SHORT TASK ::
Copy each line where the word "марта" occurs.

[begin AVAILABLE DATA]

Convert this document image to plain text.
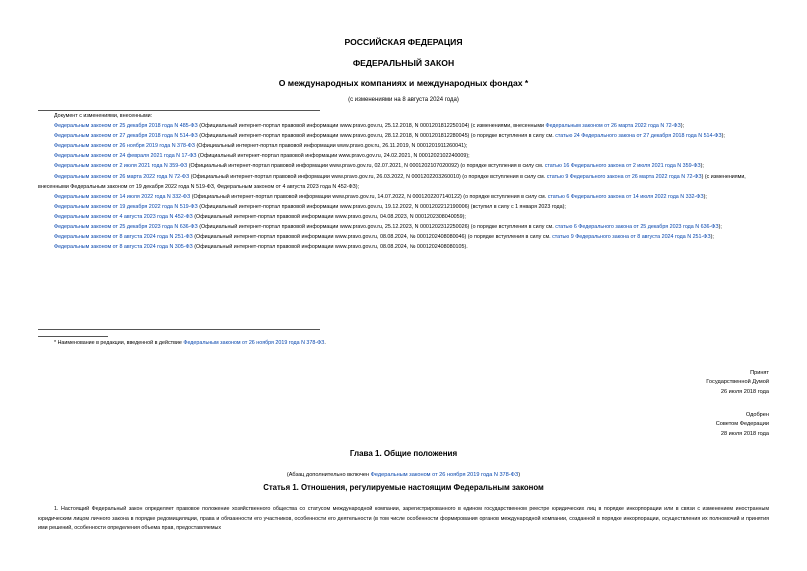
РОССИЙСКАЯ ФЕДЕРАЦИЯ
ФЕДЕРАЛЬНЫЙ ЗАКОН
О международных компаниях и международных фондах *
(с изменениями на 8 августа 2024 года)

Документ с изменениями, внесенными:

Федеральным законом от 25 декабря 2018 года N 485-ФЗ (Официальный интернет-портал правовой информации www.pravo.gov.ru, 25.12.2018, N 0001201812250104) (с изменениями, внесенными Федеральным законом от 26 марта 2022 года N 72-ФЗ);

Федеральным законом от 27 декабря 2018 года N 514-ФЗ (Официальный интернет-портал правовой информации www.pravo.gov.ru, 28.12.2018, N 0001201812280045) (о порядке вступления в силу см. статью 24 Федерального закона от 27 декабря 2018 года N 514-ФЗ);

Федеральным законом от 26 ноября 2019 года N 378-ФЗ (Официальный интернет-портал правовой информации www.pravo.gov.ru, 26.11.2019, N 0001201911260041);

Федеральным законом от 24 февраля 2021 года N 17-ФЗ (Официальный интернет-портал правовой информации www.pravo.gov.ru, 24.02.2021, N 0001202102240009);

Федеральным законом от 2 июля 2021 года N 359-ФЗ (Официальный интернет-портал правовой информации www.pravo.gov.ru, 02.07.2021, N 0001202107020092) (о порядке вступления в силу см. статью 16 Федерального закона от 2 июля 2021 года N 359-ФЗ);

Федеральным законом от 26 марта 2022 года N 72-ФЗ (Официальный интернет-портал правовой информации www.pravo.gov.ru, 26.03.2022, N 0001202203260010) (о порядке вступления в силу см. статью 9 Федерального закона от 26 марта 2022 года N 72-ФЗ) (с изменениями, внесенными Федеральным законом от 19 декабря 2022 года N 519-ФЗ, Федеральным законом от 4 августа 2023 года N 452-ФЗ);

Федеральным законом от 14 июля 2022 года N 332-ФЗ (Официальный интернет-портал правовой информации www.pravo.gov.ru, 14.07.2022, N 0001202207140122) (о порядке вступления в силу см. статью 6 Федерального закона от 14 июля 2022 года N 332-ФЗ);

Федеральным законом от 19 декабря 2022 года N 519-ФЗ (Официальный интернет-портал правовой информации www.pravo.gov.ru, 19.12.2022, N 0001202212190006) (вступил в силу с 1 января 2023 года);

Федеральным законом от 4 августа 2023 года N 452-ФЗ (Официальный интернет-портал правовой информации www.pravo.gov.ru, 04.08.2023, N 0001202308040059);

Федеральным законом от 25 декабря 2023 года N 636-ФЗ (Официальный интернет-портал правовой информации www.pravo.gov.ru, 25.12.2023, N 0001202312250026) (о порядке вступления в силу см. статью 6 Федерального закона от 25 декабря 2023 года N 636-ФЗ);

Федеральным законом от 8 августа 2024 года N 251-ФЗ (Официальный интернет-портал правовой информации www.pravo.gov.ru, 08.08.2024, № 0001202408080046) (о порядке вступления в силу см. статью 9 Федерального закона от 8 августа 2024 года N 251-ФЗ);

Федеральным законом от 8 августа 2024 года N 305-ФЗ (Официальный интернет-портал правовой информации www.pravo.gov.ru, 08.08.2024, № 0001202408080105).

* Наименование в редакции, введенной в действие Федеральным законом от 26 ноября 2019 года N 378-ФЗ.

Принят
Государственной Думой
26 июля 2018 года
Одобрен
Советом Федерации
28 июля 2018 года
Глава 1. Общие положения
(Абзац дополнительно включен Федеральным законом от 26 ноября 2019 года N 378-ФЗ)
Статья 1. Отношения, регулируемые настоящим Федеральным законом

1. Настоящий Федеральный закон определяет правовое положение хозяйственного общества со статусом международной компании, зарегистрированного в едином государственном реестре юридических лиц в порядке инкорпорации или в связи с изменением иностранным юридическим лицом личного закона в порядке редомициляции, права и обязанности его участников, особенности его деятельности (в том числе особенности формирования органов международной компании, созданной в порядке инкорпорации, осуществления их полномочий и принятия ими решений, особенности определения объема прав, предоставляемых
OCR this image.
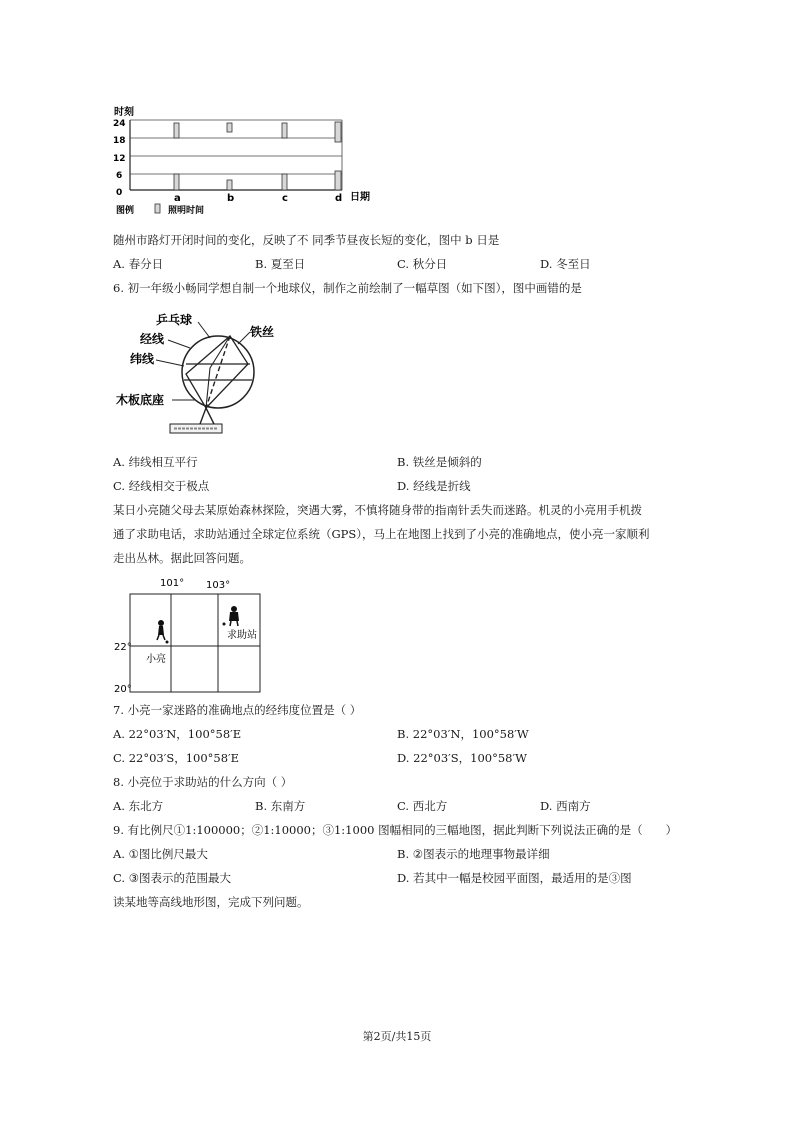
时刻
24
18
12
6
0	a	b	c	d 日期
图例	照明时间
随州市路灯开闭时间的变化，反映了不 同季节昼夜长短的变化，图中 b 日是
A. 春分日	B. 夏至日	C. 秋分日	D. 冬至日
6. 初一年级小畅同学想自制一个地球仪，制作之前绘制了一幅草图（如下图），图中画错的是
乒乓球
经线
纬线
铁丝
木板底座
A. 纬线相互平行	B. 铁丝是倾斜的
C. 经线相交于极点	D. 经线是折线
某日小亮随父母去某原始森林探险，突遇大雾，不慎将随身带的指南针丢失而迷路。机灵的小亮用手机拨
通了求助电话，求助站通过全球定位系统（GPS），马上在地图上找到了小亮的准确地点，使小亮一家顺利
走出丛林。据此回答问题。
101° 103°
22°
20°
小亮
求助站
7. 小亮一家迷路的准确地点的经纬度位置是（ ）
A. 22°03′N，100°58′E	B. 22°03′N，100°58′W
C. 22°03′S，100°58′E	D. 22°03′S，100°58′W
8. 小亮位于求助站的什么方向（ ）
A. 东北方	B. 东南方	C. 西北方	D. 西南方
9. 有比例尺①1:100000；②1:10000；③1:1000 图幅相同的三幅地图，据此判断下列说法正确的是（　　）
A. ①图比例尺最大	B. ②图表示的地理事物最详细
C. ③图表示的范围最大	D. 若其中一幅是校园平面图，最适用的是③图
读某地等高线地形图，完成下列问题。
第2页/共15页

[end AVAILABLE DATA]
[begin AVAILABLE DATA]

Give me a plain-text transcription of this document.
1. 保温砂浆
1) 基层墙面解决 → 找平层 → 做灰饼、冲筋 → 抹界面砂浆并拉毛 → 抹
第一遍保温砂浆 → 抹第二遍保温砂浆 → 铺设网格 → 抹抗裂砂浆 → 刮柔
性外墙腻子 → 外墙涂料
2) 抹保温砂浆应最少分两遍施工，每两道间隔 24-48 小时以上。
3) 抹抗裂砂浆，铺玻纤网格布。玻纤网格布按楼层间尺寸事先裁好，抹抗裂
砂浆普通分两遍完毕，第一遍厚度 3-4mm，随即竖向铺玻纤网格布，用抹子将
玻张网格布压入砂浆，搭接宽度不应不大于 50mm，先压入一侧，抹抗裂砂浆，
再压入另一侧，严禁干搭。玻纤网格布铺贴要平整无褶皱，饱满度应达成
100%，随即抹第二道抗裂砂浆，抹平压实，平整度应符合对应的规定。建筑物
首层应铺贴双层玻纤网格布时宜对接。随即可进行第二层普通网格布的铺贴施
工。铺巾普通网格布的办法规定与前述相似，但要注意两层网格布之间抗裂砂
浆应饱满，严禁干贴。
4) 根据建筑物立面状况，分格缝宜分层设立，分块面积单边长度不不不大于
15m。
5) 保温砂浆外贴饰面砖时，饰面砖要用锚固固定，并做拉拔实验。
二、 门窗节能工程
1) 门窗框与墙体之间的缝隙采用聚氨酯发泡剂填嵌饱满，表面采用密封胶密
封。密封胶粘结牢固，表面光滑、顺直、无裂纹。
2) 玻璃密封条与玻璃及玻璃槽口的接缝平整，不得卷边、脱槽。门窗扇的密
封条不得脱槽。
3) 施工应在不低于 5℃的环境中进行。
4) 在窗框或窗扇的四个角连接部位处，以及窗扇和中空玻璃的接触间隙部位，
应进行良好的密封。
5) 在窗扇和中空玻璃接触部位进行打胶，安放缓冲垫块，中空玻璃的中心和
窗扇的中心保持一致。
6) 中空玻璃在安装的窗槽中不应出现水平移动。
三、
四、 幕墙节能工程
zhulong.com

[end AVAILABLE DATA]
[begin AVAILABLE DATA]

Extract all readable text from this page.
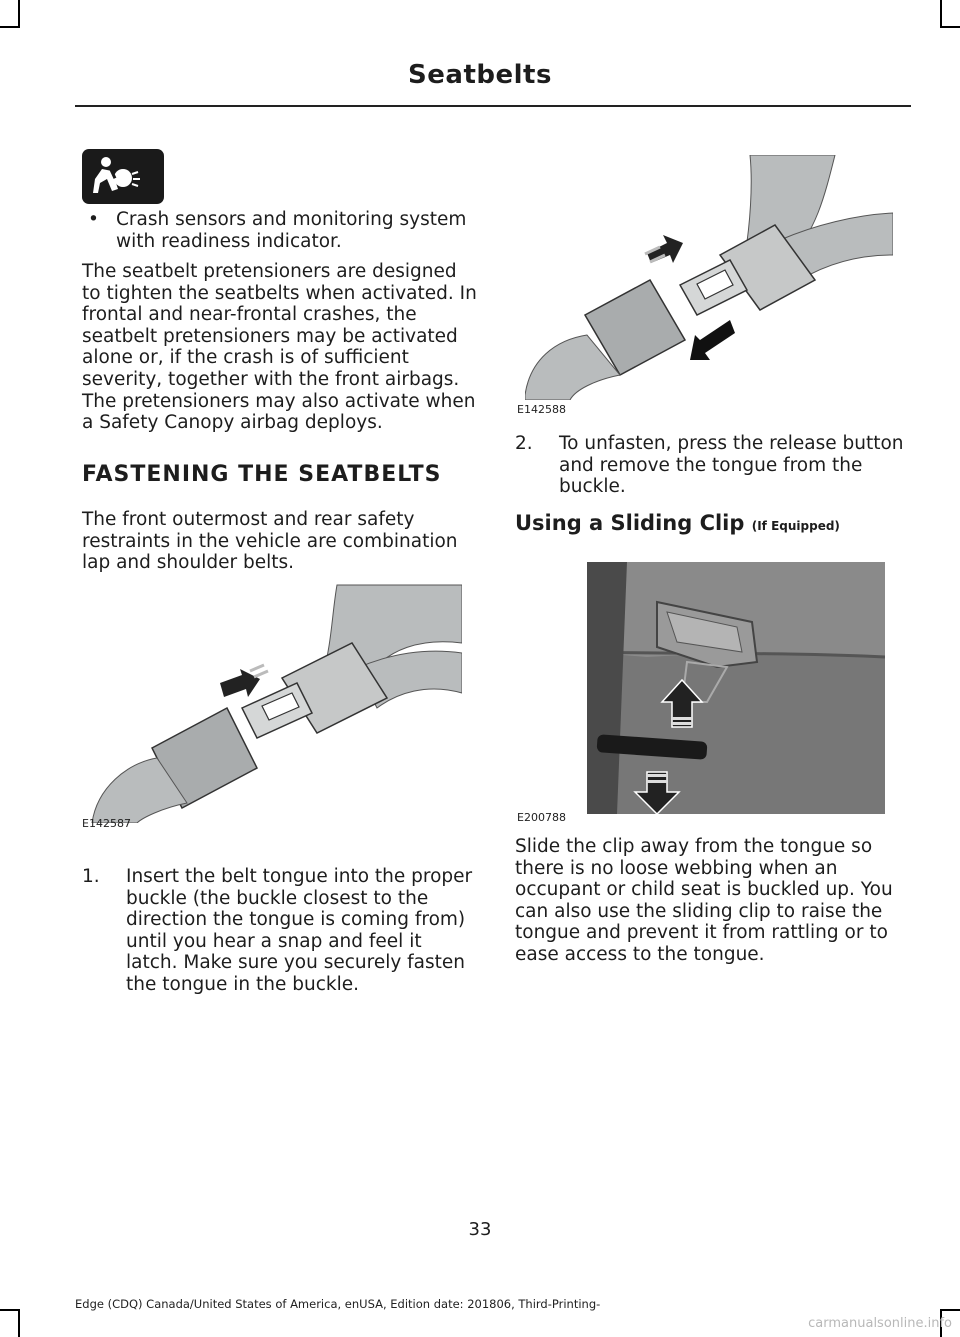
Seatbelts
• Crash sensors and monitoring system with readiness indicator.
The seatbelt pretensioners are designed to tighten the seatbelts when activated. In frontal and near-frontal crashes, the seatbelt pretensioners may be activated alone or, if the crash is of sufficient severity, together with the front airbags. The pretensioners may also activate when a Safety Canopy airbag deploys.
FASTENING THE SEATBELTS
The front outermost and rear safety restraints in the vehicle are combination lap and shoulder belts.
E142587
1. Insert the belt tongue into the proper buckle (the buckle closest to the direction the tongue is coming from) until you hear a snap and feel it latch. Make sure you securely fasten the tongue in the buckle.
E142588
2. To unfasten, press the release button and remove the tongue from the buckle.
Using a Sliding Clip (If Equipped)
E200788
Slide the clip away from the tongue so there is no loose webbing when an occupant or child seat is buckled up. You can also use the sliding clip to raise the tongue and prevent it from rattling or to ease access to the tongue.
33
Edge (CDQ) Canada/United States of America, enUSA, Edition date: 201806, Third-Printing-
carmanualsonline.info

[end AVAILABLE DATA]

THE REPLY ::
Федеральным законом от 25 декабря 2018 года N 485-ФЗ (Официальный интернет-портал правовой информации www.pravo.gov.ru, 25.12.2018, N 0001201812250104) (с изменениями, внесенными Федеральным законом от 26 марта 2022 года N 72-ФЗ);
Федеральным законом от 26 марта 2022 года N 72-ФЗ (Официальный интернет-портал правовой информации www.pravo.gov.ru, 26.03.2022, N 0001202203260010) (о порядке вступления в силу см. статью 9 Федерального закона от 26 марта 2022 года N 72-ФЗ) (с изменениями, внесенными Федеральным законом от 19 декабря 2022 года N 519-ФЗ, Федеральным законом от 4 августа 2023 года N 452-ФЗ);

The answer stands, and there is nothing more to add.